[Start of Attachment]

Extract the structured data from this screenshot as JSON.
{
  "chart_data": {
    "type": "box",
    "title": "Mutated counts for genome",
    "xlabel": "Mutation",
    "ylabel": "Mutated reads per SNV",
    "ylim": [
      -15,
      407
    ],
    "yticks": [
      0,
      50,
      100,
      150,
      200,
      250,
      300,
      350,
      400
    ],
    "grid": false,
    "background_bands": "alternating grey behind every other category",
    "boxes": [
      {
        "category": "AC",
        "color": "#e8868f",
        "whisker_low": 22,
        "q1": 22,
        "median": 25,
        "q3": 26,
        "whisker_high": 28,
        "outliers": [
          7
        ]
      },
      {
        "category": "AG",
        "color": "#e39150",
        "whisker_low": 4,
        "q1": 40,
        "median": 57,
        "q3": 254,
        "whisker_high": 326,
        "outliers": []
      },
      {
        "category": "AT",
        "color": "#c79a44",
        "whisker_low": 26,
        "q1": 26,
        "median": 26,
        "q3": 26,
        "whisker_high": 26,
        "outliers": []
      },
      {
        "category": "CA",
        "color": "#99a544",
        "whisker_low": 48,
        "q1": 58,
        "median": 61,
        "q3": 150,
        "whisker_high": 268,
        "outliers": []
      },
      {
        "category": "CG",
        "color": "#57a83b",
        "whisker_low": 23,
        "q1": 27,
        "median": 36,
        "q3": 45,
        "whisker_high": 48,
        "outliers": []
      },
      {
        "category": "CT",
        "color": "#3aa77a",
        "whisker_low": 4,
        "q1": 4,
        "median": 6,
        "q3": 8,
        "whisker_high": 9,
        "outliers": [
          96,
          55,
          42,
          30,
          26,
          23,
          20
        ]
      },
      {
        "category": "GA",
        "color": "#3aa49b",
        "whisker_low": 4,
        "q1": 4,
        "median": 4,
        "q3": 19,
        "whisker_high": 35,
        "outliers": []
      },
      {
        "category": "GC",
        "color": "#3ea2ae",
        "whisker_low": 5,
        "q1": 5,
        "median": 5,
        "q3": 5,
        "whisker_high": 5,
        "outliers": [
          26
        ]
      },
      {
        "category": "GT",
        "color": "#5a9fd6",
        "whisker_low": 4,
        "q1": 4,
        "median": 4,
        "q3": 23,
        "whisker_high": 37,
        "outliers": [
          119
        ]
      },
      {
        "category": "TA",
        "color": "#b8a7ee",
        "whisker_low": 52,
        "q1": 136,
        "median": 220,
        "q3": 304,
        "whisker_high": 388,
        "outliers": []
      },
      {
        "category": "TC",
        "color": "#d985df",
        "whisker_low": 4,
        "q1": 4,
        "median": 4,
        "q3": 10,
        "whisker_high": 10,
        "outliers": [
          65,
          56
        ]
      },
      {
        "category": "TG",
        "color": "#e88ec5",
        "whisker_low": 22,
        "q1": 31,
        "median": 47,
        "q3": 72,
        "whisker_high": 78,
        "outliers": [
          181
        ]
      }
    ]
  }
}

[End of Attachment]

> _Your objective_: Copy out each line of the data in which the word "Mutated" appears.

> _Solution to the exercise_:
    "title": "Mutated counts for genome",
    "ylabel": "Mutated reads per SNV",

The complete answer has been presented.